Search the records that follow and extract every line containing the string "ເອກະສານໜ".

══════════

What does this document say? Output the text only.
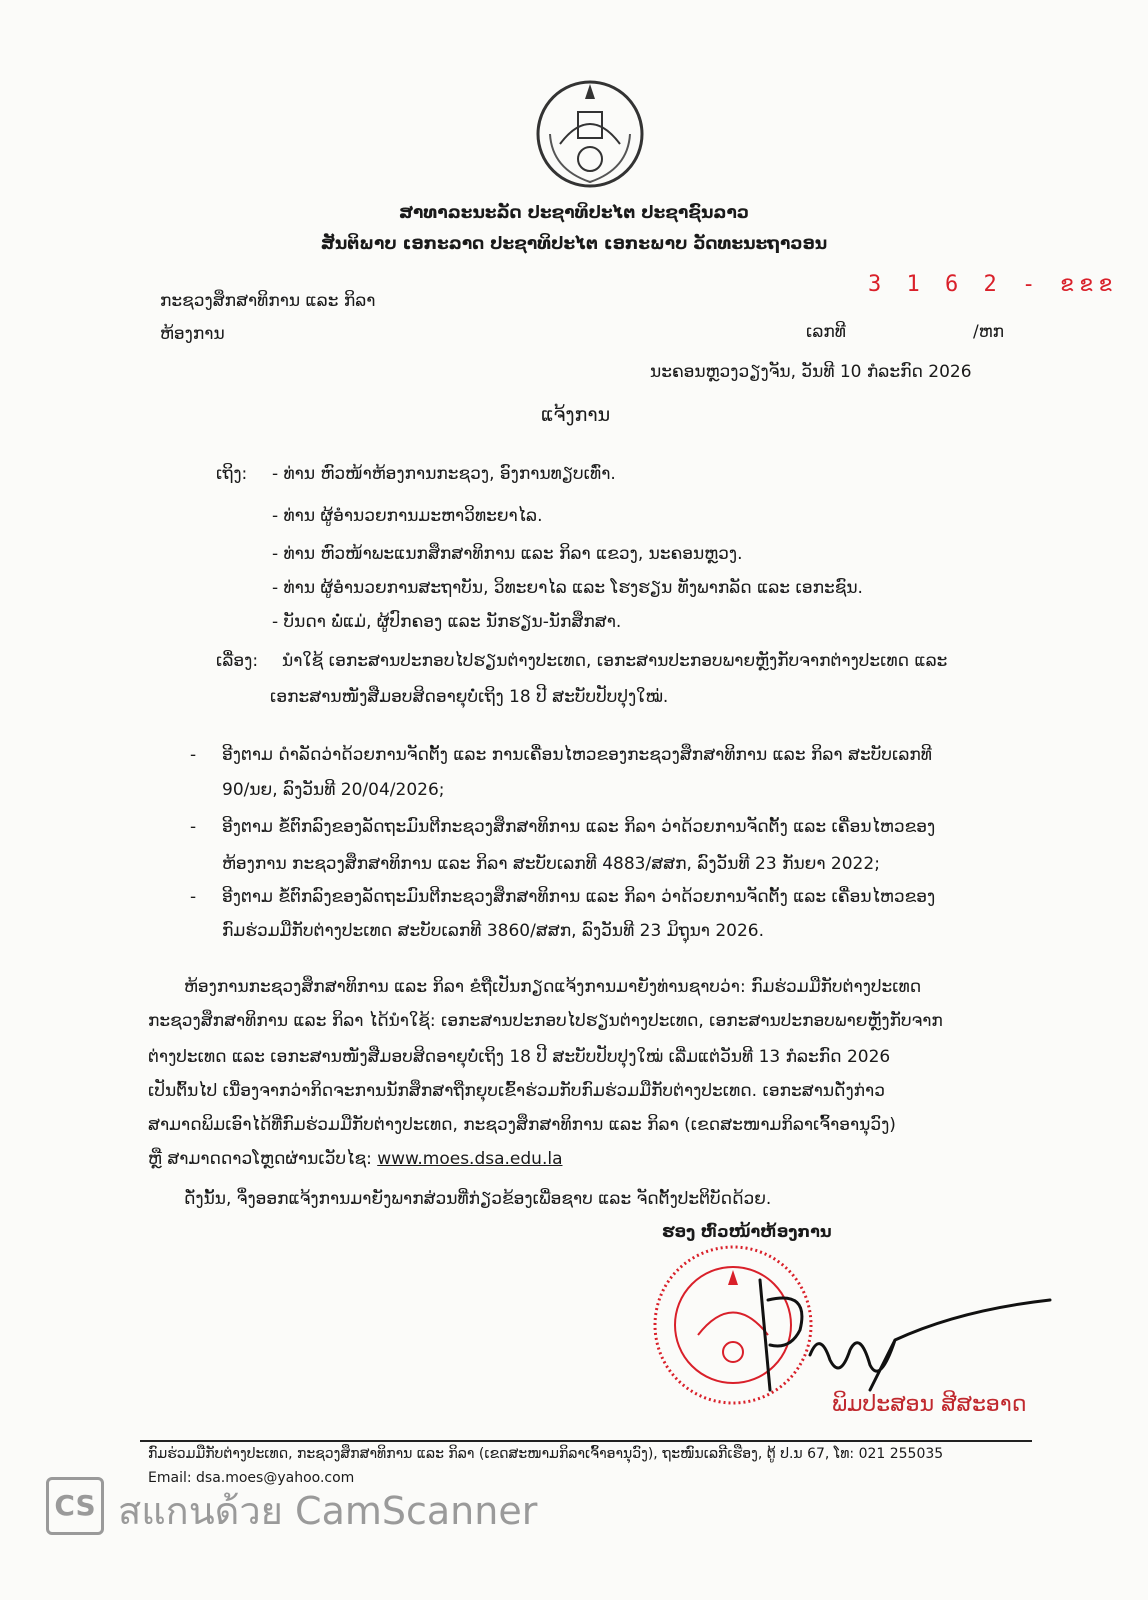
ສາທາລະນະລັດ ປະຊາທິປະໄຕ ປະຊາຊົນລາວ
ສັນຕິພາບ ເອກະລາດ ປະຊາທິປະໄຕ ເອກະພາບ ວັດທະນະຖາວອນ
ກະຊວງສຶກສາທິການ ແລະ ກິລາ
3 1 6 2 - ຂຂຂ
ຫ້ອງການ	ເລກທີ	/ຫກ
ນະຄອນຫຼວງວຽງຈັນ, ວັນທີ 10 ກໍລະກົດ 2026
ແຈ້ງການ
ເຖິງ: - ທ່ານ ຫົວໜ້າຫ້ອງການກະຊວງ, ອົງການທຽບເທົ່າ.
- ທ່ານ ຜູ້ອໍານວຍການມະຫາວິທະຍາໄລ.
- ທ່ານ ຫົວໜ້າພະແນກສຶກສາທິການ ແລະ ກິລາ ແຂວງ, ນະຄອນຫຼວງ.
- ທ່ານ ຜູ້ອໍານວຍການສະຖາບັນ, ວິທະຍາໄລ ແລະ ໂຮງຮຽນ ທັງພາກລັດ ແລະ ເອກະຊົນ.
- ບັນດາ ພໍ່ແມ່, ຜູ້ປົກຄອງ ແລະ ນັກຮຽນ-ນັກສຶກສາ.
ເລື່ອງ: ນຳໃຊ້ ເອກະສານປະກອບໄປຮຽນຕ່າງປະເທດ, ເອກະສານປະກອບພາຍຫຼັງກັບຈາກຕ່າງປະເທດ ແລະ
ເອກະສານໜັງສືມອບສິດອາຍຸບໍ່ເຖິງ 18 ປີ ສະບັບປັບປຸງໃໝ່.
- ອີງຕາມ ດໍາລັດວ່າດ້ວຍການຈັດຕັ້ງ ແລະ ການເຄື່ອນໄຫວຂອງກະຊວງສຶກສາທິການ ແລະ ກິລາ ສະບັບເລກທີ
90/ນຍ, ລົງວັນທີ 20/04/2026;
- ອີງຕາມ ຂໍ້ຕົກລົງຂອງລັດຖະມົນຕີກະຊວງສຶກສາທິການ ແລະ ກິລາ ວ່າດ້ວຍການຈັດຕັ້ງ ແລະ ເຄື່ອນໄຫວຂອງ
ຫ້ອງການ ກະຊວງສຶກສາທິການ ແລະ ກິລາ ສະບັບເລກທີ 4883/ສສກ, ລົງວັນທີ 23 ກັນຍາ 2022;
- ອີງຕາມ ຂໍ້ຕົກລົງຂອງລັດຖະມົນຕີກະຊວງສຶກສາທິການ ແລະ ກິລາ ວ່າດ້ວຍການຈັດຕັ້ງ ແລະ ເຄື່ອນໄຫວຂອງ
ກົມຮ່ວມມືກັບຕ່າງປະເທດ ສະບັບເລກທີ 3860/ສສກ, ລົງວັນທີ 23 ມິຖຸນາ 2026.
ຫ້ອງການກະຊວງສຶກສາທິການ ແລະ ກິລາ ຂໍຖືເປັນກຽດແຈ້ງການມາຍັງທ່ານຊາບວ່າ: ກົມຮ່ວມມືກັບຕ່າງປະເທດ
ກະຊວງສຶກສາທິການ ແລະ ກິລາ ໄດ້ນໍາໃຊ້: ເອກະສານປະກອບໄປຮຽນຕ່າງປະເທດ, ເອກະສານປະກອບພາຍຫຼັງກັບຈາກ
ຕ່າງປະເທດ ແລະ ເອກະສານໜັງສືມອບສິດອາຍຸບໍ່ເຖິງ 18 ປີ ສະບັບປັບປຸງໃໝ່ ເລີ່ມແຕ່ວັນທີ 13 ກໍລະກົດ 2026
ເປັນຕົ້ນໄປ ເນື່ອງຈາກວ່າກິດຈະການນັກສຶກສາຖືກຍຸບເຂົ້າຮ່ວມກັບກົມຮ່ວມມືກັບຕ່າງປະເທດ. ເອກະສານດັ່ງກ່າວ
ສາມາດພິມເອົາໄດ້ທີ່ກົມຮ່ວມມືກັບຕ່າງປະເທດ, ກະຊວງສຶກສາທິການ ແລະ ກິລາ (ເຂດສະໜາມກິລາເຈົ້າອານຸວົງ)
ຫຼື ສາມາດດາວໂຫຼດຜ່ານເວັບໄຊ: www.moes.dsa.edu.la
ດັ່ງນັ້ນ, ຈຶ່ງອອກແຈ້ງການມາຍັງພາກສ່ວນທີ່ກ່ຽວຂ້ອງເພື່ອຊາບ ແລະ ຈັດຕັ້ງປະຕິບັດດ້ວຍ.
ຮອງ ຫົວໜ້າຫ້ອງການ
ພິມປະສອນ ສີສະອາດ
ກົມຮ່ວມມືກັບຕ່າງປະເທດ, ກະຊວງສຶກສາທິການ ແລະ ກິລາ (ເຂດສະໜາມກິລາເຈົ້າອານຸວົງ), ຖະໜົນເລກີເຮືອງ, ຕູ້ ປ.ນ 67, ໂທ: 021 255035
Email: dsa.moes@yahoo.com
CS สแกนด้วย CamScanner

══════════

Output of the exercise »
ເອກະສານໜັງສືມອບສິດອາຍຸບໍ່ເຖິງ 18 ປີ ສະບັບປັບປຸງໃໝ່.
ຕ່າງປະເທດ ແລະ ເອກະສານໜັງສືມອບສິດອາຍຸບໍ່ເຖິງ 18 ປີ ສະບັບປັບປຸງໃໝ່ ເລີ່ມແຕ່ວັນທີ 13 ກໍລະກົດ 2026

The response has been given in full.